Start of Supplied passage

John is Production Stage Manager with The Band’s Visit. Before that he spent two years on a cruise ship. Other touring experience includes Cabaret, Blithe Spirit, Porgy and Bess, Anything Goes, Fela! and Man of La Mancha.

ANDREW BACIGALUPO

Andrew was the Production Stage Manager on the recently concluded Charlie and the Chocolate Factory tour. Prior to that, he toured with Elf: The Musical, The Sound of Music and Million Dollar Quartet.

MARINA LAZZARETTO

Marina is an actor currently on the Cats tour. Before that, she toured with American in Paris, Wicked and Come Fly Away.

KEVIN MCMAHON

Kevin is chair of the Short Engagement Touring Agreement (SETA) Committee. In addition to serving as a Western Principal Councillor, he toured with Wicked for six years and with Bright Star for one year.

End of Supplied passage

> [What is being asked]:
Pick up the touring theater bios after the last sentence and continue them. The listing has nothing to do with the touring theater bios.

Start of Given information

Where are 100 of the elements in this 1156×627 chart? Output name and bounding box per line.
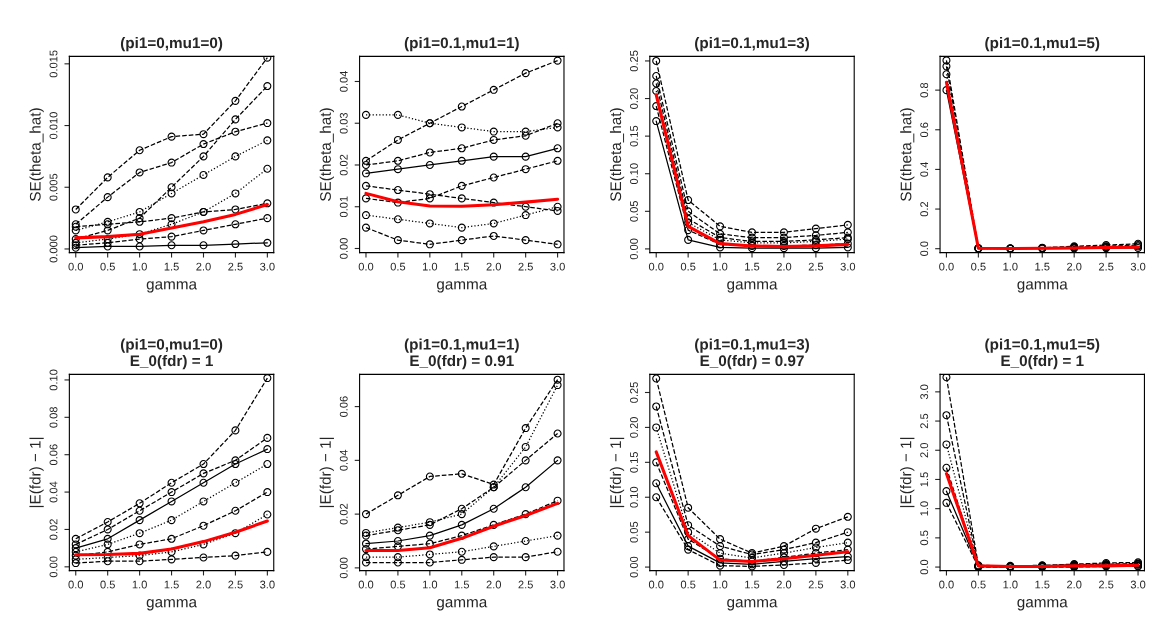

End of Given information

> [Reply]:
DAVID O’BRIEN

David has been the Production Stage Manager for Wicked on the road for seven years. Prior to that, he did 17 Broadway shows and tours of Chicago, Cats and White Christmas.

SID SOLOMON

Sid toured as an understudy on The Play that Goes Wrong. It was his first experience on a commercial tour as an Equity member. He also serves as Equity’s Eastern Regional Vice President.

CHRISTINE TOY JOHNSON

Christine is an actor on her second year of the first National/North American tour of Come From Away. Previously, she has toured with Cats, Flower Drum Song and Bombay Dreams. She is chair of the Equal Employment Opportunity Committee and an Eastern Principal Councillor.